Locate every line in the records below that contains the string "funnel", treating uppercase and lowercase as distinct, and copy each such line.

— Start of Provided entries —

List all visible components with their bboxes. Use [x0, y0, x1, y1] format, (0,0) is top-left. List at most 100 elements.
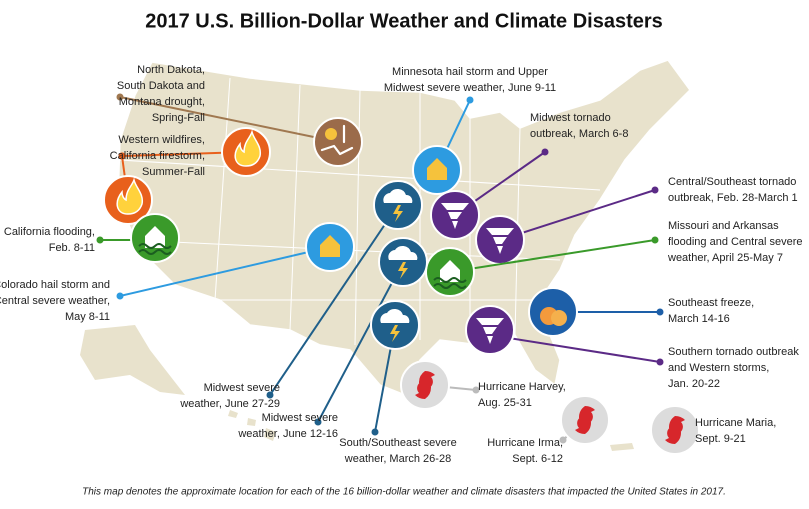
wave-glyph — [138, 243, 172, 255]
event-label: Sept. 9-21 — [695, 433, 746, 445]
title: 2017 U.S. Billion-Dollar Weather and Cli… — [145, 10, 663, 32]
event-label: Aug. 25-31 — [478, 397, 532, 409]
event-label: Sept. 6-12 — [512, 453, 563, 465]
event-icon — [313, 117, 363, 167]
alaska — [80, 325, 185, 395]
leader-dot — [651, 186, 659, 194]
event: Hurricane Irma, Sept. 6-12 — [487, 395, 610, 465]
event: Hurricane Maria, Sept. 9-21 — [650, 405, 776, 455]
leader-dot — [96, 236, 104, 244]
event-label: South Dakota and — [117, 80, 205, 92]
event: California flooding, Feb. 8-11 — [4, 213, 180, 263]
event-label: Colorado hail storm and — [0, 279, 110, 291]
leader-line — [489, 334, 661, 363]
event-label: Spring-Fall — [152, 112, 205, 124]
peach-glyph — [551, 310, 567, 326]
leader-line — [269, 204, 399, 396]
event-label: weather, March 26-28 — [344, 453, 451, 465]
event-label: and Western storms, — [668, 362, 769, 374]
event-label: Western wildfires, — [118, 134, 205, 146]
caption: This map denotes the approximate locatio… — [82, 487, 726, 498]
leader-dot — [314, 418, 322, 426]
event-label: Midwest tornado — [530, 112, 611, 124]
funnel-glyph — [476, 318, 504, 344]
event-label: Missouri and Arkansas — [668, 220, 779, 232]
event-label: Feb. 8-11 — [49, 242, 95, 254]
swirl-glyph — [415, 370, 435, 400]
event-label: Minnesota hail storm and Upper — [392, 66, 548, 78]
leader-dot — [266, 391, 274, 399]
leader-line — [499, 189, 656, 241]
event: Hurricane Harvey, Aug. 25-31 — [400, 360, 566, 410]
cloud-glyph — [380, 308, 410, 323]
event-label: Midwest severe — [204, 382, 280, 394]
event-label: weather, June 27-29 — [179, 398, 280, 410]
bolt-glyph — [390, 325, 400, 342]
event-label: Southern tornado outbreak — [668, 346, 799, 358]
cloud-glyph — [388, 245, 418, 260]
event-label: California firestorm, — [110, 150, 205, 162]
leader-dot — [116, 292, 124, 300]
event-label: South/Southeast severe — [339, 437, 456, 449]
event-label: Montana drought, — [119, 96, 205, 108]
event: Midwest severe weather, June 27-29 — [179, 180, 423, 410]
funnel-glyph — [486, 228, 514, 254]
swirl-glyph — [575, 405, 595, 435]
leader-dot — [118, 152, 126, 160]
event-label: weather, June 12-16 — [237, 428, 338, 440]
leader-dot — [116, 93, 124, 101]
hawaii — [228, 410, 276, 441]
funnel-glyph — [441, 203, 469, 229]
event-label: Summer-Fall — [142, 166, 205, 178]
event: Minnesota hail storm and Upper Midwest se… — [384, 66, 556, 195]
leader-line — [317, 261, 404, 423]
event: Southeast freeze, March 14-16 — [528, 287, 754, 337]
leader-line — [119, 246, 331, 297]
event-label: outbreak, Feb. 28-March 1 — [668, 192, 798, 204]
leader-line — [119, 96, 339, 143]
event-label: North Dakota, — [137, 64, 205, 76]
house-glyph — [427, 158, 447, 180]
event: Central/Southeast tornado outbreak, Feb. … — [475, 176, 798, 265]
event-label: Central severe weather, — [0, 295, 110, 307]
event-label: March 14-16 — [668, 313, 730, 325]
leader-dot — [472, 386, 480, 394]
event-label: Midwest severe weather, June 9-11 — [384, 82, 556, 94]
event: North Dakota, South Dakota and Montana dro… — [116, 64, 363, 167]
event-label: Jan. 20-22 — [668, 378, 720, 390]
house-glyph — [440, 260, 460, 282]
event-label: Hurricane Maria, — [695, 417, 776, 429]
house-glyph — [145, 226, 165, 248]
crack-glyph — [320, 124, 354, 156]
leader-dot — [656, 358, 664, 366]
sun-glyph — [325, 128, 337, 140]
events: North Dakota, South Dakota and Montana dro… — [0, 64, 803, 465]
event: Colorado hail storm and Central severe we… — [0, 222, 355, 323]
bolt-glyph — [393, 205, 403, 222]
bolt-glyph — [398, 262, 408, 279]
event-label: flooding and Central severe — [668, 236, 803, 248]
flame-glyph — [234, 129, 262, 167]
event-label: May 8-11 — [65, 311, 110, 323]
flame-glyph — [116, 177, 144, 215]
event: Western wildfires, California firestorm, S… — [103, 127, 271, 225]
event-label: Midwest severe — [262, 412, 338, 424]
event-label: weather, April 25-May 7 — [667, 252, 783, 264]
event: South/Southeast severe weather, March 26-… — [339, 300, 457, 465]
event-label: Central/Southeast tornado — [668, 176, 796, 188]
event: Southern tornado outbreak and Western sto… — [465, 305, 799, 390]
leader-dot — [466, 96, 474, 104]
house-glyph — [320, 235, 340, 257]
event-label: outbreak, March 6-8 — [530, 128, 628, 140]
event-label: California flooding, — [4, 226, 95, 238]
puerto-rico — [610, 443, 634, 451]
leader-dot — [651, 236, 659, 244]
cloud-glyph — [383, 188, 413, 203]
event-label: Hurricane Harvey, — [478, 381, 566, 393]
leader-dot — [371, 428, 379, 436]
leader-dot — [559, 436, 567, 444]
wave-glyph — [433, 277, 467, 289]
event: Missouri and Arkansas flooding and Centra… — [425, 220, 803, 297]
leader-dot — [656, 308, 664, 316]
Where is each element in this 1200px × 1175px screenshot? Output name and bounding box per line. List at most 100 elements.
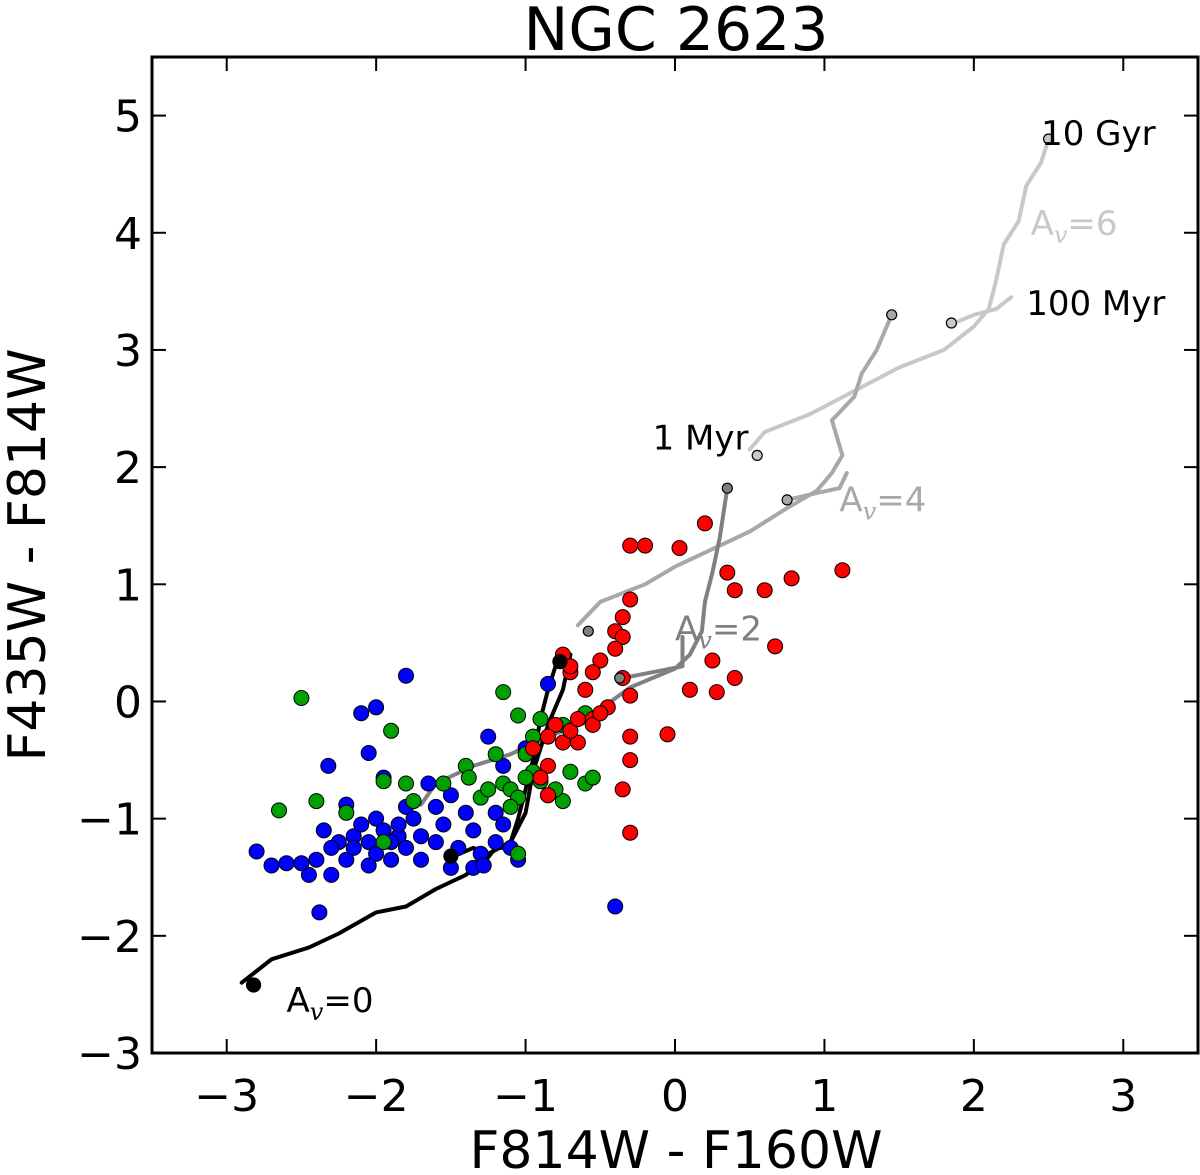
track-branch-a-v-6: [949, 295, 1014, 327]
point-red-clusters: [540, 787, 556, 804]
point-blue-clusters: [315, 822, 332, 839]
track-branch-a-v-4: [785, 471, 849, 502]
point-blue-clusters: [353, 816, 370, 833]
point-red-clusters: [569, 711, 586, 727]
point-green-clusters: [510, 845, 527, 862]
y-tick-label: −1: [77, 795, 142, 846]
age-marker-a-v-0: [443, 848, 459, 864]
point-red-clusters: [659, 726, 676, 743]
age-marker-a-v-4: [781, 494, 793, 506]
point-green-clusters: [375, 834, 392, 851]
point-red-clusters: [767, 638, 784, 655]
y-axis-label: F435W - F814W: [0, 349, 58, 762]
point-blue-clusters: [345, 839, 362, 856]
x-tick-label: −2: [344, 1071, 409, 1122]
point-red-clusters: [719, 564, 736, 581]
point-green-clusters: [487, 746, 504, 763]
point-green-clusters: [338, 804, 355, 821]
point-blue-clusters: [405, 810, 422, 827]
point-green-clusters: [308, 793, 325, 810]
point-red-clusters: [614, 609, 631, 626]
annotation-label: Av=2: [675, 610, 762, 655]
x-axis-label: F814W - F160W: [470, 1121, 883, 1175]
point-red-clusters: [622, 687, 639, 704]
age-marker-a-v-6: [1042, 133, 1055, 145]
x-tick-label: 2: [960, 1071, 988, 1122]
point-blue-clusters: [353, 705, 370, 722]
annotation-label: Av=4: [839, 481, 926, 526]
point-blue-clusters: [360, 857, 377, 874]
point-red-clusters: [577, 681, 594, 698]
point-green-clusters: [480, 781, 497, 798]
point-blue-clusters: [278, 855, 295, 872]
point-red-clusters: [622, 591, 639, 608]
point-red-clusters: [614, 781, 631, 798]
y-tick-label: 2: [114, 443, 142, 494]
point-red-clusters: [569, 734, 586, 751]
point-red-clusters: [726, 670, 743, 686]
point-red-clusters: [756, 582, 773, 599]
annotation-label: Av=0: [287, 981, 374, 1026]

— End of Provided entries —

The output
funnel-glyph — [476, 318, 504, 344]
funnel-glyph — [486, 228, 514, 254]
funnel-glyph — [441, 203, 469, 229]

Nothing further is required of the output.